- [Exercise]:
From the records below, extract all the text exactly and leave the images behind.
++++ Data for this exercise ++++
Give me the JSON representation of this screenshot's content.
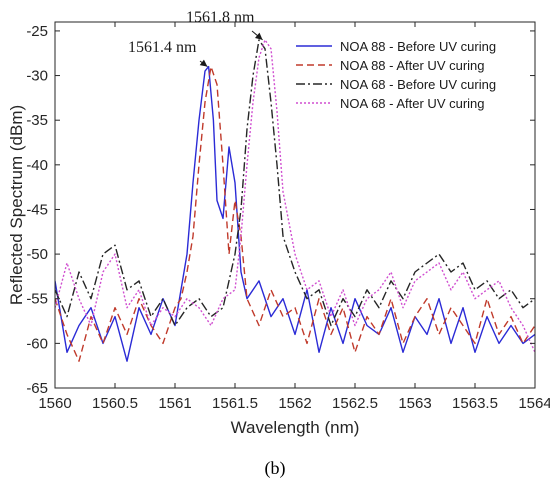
{
  "panel_label": "(b)",
  "chart_data": {
    "type": "line",
    "title": "",
    "xlabel": "Wavelength (nm)",
    "ylabel": "Reflected Spectrum (dBm)",
    "xlim": [
      1560,
      1564
    ],
    "ylim": [
      -65,
      -24
    ],
    "xticks": [
      1560,
      1560.5,
      1561,
      1561.5,
      1562,
      1562.5,
      1563,
      1563.5,
      1564
    ],
    "xtick_labels": [
      "1560",
      "1560.5",
      "1561",
      "1561.5",
      "1562",
      "1562.5",
      "1563",
      "1563.5",
      "1564"
    ],
    "yticks": [
      -25,
      -30,
      -35,
      -40,
      -45,
      -50,
      -55,
      -60,
      -65
    ],
    "ytick_labels": [
      "-25",
      "-30",
      "-35",
      "-40",
      "-45",
      "-50",
      "-55",
      "-60",
      "-65"
    ],
    "grid": false,
    "legend_position": "top-right",
    "annotations": [
      {
        "text": "1561.4 nm",
        "x": 1561.27,
        "y": -29
      },
      {
        "text": "1561.8 nm",
        "x": 1561.73,
        "y": -26
      }
    ],
    "series": [
      {
        "name": "NOA 88 - Before UV curing",
        "color": "#2b2bd6",
        "dash": "solid",
        "x": [
          1560.0,
          1560.1,
          1560.2,
          1560.3,
          1560.4,
          1560.5,
          1560.6,
          1560.7,
          1560.8,
          1560.9,
          1561.0,
          1561.05,
          1561.1,
          1561.15,
          1561.2,
          1561.25,
          1561.28,
          1561.32,
          1561.35,
          1561.4,
          1561.45,
          1561.5,
          1561.55,
          1561.6,
          1561.7,
          1561.8,
          1561.9,
          1562.0,
          1562.1,
          1562.2,
          1562.3,
          1562.4,
          1562.5,
          1562.6,
          1562.7,
          1562.8,
          1562.9,
          1563.0,
          1563.1,
          1563.2,
          1563.3,
          1563.4,
          1563.5,
          1563.6,
          1563.7,
          1563.8,
          1563.9,
          1564.0
        ],
        "y": [
          -53,
          -61,
          -58,
          -56,
          -60,
          -57,
          -62,
          -56,
          -59,
          -55,
          -58,
          -54,
          -50,
          -42,
          -35,
          -29.5,
          -29,
          -35,
          -44,
          -46,
          -38,
          -42,
          -52,
          -55,
          -53,
          -57,
          -55,
          -59,
          -54,
          -61,
          -56,
          -60,
          -55,
          -58,
          -59,
          -56,
          -61,
          -57,
          -59,
          -55,
          -60,
          -56,
          -61,
          -57,
          -60,
          -58,
          -60,
          -59
        ]
      },
      {
        "name": "NOA 88 - After UV curing",
        "color": "#c03a2b",
        "dash": "7,4",
        "x": [
          1560.0,
          1560.1,
          1560.2,
          1560.3,
          1560.4,
          1560.5,
          1560.6,
          1560.7,
          1560.8,
          1560.9,
          1561.0,
          1561.05,
          1561.1,
          1561.15,
          1561.2,
          1561.25,
          1561.3,
          1561.35,
          1561.4,
          1561.45,
          1561.5,
          1561.55,
          1561.6,
          1561.7,
          1561.8,
          1561.9,
          1562.0,
          1562.1,
          1562.2,
          1562.3,
          1562.4,
          1562.5,
          1562.6,
          1562.7,
          1562.8,
          1562.9,
          1563.0,
          1563.1,
          1563.2,
          1563.3,
          1563.4,
          1563.5,
          1563.6,
          1563.7,
          1563.8,
          1563.9,
          1564.0
        ],
        "y": [
          -55,
          -59,
          -62,
          -57,
          -60,
          -56,
          -59,
          -55,
          -58,
          -60,
          -56,
          -55,
          -52,
          -48,
          -40,
          -33,
          -29,
          -31,
          -40,
          -50,
          -44,
          -48,
          -55,
          -58,
          -54,
          -57,
          -56,
          -60,
          -55,
          -59,
          -56,
          -61,
          -57,
          -59,
          -55,
          -60,
          -57,
          -55,
          -59,
          -56,
          -58,
          -60,
          -55,
          -59,
          -57,
          -60,
          -58
        ]
      },
      {
        "name": "NOA 68 - Before UV curing",
        "color": "#262626",
        "dash": "9,3,2,3",
        "x": [
          1560.0,
          1560.1,
          1560.2,
          1560.3,
          1560.4,
          1560.5,
          1560.6,
          1560.7,
          1560.8,
          1560.9,
          1561.0,
          1561.1,
          1561.2,
          1561.3,
          1561.4,
          1561.5,
          1561.55,
          1561.6,
          1561.65,
          1561.7,
          1561.75,
          1561.8,
          1561.85,
          1561.9,
          1562.0,
          1562.1,
          1562.2,
          1562.3,
          1562.4,
          1562.5,
          1562.6,
          1562.7,
          1562.8,
          1562.9,
          1563.0,
          1563.1,
          1563.2,
          1563.3,
          1563.4,
          1563.5,
          1563.6,
          1563.7,
          1563.8,
          1563.9,
          1564.0
        ],
        "y": [
          -54,
          -57,
          -52,
          -55,
          -50,
          -49,
          -54,
          -53,
          -57,
          -55,
          -58,
          -56,
          -55,
          -57,
          -56,
          -50,
          -45,
          -36,
          -30,
          -26,
          -27,
          -33,
          -40,
          -48,
          -52,
          -55,
          -54,
          -58,
          -55,
          -57,
          -54,
          -56,
          -53,
          -55,
          -52,
          -51,
          -50,
          -52,
          -51,
          -54,
          -53,
          -55,
          -54,
          -56,
          -55
        ]
      },
      {
        "name": "NOA 68 - After UV curing",
        "color": "#d04fd0",
        "dash": "2,2",
        "x": [
          1560.0,
          1560.1,
          1560.2,
          1560.3,
          1560.4,
          1560.5,
          1560.6,
          1560.7,
          1560.8,
          1560.9,
          1561.0,
          1561.1,
          1561.2,
          1561.3,
          1561.4,
          1561.5,
          1561.55,
          1561.6,
          1561.65,
          1561.7,
          1561.75,
          1561.8,
          1561.85,
          1561.9,
          1562.0,
          1562.1,
          1562.2,
          1562.3,
          1562.4,
          1562.5,
          1562.6,
          1562.7,
          1562.8,
          1562.9,
          1563.0,
          1563.1,
          1563.2,
          1563.3,
          1563.4,
          1563.5,
          1563.6,
          1563.7,
          1563.8,
          1563.9,
          1564.0
        ],
        "y": [
          -56,
          -51,
          -55,
          -58,
          -52,
          -50,
          -56,
          -54,
          -58,
          -56,
          -57,
          -55,
          -56,
          -58,
          -55,
          -54,
          -48,
          -40,
          -33,
          -28,
          -26,
          -27,
          -34,
          -43,
          -50,
          -54,
          -53,
          -57,
          -54,
          -58,
          -55,
          -54,
          -52,
          -56,
          -53,
          -52,
          -51,
          -54,
          -52,
          -55,
          -54,
          -53,
          -56,
          -58,
          -61
        ]
      }
    ]
  }
}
++++
- [Answer]:
Give me the JSON representation of this screenshot's content.
{
  "panel_label": "(b)",
  "chart_data": {
    "type": "line",
    "title": "",
    "xlabel": "Wavelength (nm)",
    "ylabel": "Reflected Spectrum (dBm)",
    "xlim": [
      1560,
      1564
    ],
    "ylim": [
      -65,
      -24
    ],
    "xticks": [
      1560,
      1560.5,
      1561,
      1561.5,
      1562,
      1562.5,
      1563,
      1563.5,
      1564
    ],
    "xtick_labels": [
      "1560",
      "1560.5",
      "1561",
      "1561.5",
      "1562",
      "1562.5",
      "1563",
      "1563.5",
      "1564"
    ],
    "yticks": [
      -25,
      -30,
      -35,
      -40,
      -45,
      -50,
      -55,
      -60,
      -65
    ],
    "ytick_labels": [
      "-25",
      "-30",
      "-35",
      "-40",
      "-45",
      "-50",
      "-55",
      "-60",
      "-65"
    ],
    "grid": false,
    "legend_position": "top-right",
    "annotations": [
      {
        "text": "1561.4 nm",
        "x": 1561.27,
        "y": -29
      },
      {
        "text": "1561.8 nm",
        "x": 1561.73,
        "y": -26
      }
    ],
    "series": [
      {
        "name": "NOA 88 - Before UV curing",
        "color": "#2b2bd6",
        "dash": "solid",
        "x": [
          1560.0,
          1560.1,
          1560.2,
          1560.3,
          1560.4,
          1560.5,
          1560.6,
          1560.7,
          1560.8,
          1560.9,
          1561.0,
          1561.05,
          1561.1,
          1561.15,
          1561.2,
          1561.25,
          1561.28,
          1561.32,
          1561.35,
          1561.4,
          1561.45,
          1561.5,
          1561.55,
          1561.6,
          1561.7,
          1561.8,
          1561.9,
          1562.0,
          1562.1,
          1562.2,
          1562.3,
          1562.4,
          1562.5,
          1562.6,
          1562.7,
          1562.8,
          1562.9,
          1563.0,
          1563.1,
          1563.2,
          1563.3,
          1563.4,
          1563.5,
          1563.6,
          1563.7,
          1563.8,
          1563.9,
          1564.0
        ],
        "y": [
          -53,
          -61,
          -58,
          -56,
          -60,
          -57,
          -62,
          -56,
          -59,
          -55,
          -58,
          -54,
          -50,
          -42,
          -35,
          -29.5,
          -29,
          -35,
          -44,
          -46,
          -38,
          -42,
          -52,
          -55,
          -53,
          -57,
          -55,
          -59,
          -54,
          -61,
          -56,
          -60,
          -55,
          -58,
          -59,
          -56,
          -61,
          -57,
          -59,
          -55,
          -60,
          -56,
          -61,
          -57,
          -60,
          -58,
          -60,
          -59
        ]
      },
      {
        "name": "NOA 88 - After UV curing",
        "color": "#c03a2b",
        "dash": "7,4",
        "x": [
          1560.0,
          1560.1,
          1560.2,
          1560.3,
          1560.4,
          1560.5,
          1560.6,
          1560.7,
          1560.8,
          1560.9,
          1561.0,
          1561.05,
          1561.1,
          1561.15,
          1561.2,
          1561.25,
          1561.3,
          1561.35,
          1561.4,
          1561.45,
          1561.5,
          1561.55,
          1561.6,
          1561.7,
          1561.8,
          1561.9,
          1562.0,
          1562.1,
          1562.2,
          1562.3,
          1562.4,
          1562.5,
          1562.6,
          1562.7,
          1562.8,
          1562.9,
          1563.0,
          1563.1,
          1563.2,
          1563.3,
          1563.4,
          1563.5,
          1563.6,
          1563.7,
          1563.8,
          1563.9,
          1564.0
        ],
        "y": [
          -55,
          -59,
          -62,
          -57,
          -60,
          -56,
          -59,
          -55,
          -58,
          -60,
          -56,
          -55,
          -52,
          -48,
          -40,
          -33,
          -29,
          -31,
          -40,
          -50,
          -44,
          -48,
          -55,
          -58,
          -54,
          -57,
          -56,
          -60,
          -55,
          -59,
          -56,
          -61,
          -57,
          -59,
          -55,
          -60,
          -57,
          -55,
          -59,
          -56,
          -58,
          -60,
          -55,
          -59,
          -57,
          -60,
          -58
        ]
      },
      {
        "name": "NOA 68 - Before UV curing",
        "color": "#262626",
        "dash": "9,3,2,3",
        "x": [
          1560.0,
          1560.1,
          1560.2,
          1560.3,
          1560.4,
          1560.5,
          1560.6,
          1560.7,
          1560.8,
          1560.9,
          1561.0,
          1561.1,
          1561.2,
          1561.3,
          1561.4,
          1561.5,
          1561.55,
          1561.6,
          1561.65,
          1561.7,
          1561.75,
          1561.8,
          1561.85,
          1561.9,
          1562.0,
          1562.1,
          1562.2,
          1562.3,
          1562.4,
          1562.5,
          1562.6,
          1562.7,
          1562.8,
          1562.9,
          1563.0,
          1563.1,
          1563.2,
          1563.3,
          1563.4,
          1563.5,
          1563.6,
          1563.7,
          1563.8,
          1563.9,
          1564.0
        ],
        "y": [
          -54,
          -57,
          -52,
          -55,
          -50,
          -49,
          -54,
          -53,
          -57,
          -55,
          -58,
          -56,
          -55,
          -57,
          -56,
          -50,
          -45,
          -36,
          -30,
          -26,
          -27,
          -33,
          -40,
          -48,
          -52,
          -55,
          -54,
          -58,
          -55,
          -57,
          -54,
          -56,
          -53,
          -55,
          -52,
          -51,
          -50,
          -52,
          -51,
          -54,
          -53,
          -55,
          -54,
          -56,
          -55
        ]
      },
      {
        "name": "NOA 68 - After UV curing",
        "color": "#d04fd0",
        "dash": "2,2",
        "x": [
          1560.0,
          1560.1,
          1560.2,
          1560.3,
          1560.4,
          1560.5,
          1560.6,
          1560.7,
          1560.8,
          1560.9,
          1561.0,
          1561.1,
          1561.2,
          1561.3,
          1561.4,
          1561.5,
          1561.55,
          1561.6,
          1561.65,
          1561.7,
          1561.75,
          1561.8,
          1561.85,
          1561.9,
          1562.0,
          1562.1,
          1562.2,
          1562.3,
          1562.4,
          1562.5,
          1562.6,
          1562.7,
          1562.8,
          1562.9,
          1563.0,
          1563.1,
          1563.2,
          1563.3,
          1563.4,
          1563.5,
          1563.6,
          1563.7,
          1563.8,
          1563.9,
          1564.0
        ],
        "y": [
          -56,
          -51,
          -55,
          -58,
          -52,
          -50,
          -56,
          -54,
          -58,
          -56,
          -57,
          -55,
          -56,
          -58,
          -55,
          -54,
          -48,
          -40,
          -33,
          -28,
          -26,
          -27,
          -34,
          -43,
          -50,
          -54,
          -53,
          -57,
          -54,
          -58,
          -55,
          -54,
          -52,
          -56,
          -53,
          -52,
          -51,
          -54,
          -52,
          -55,
          -54,
          -53,
          -56,
          -58,
          -61
        ]
      }
    ]
  }
}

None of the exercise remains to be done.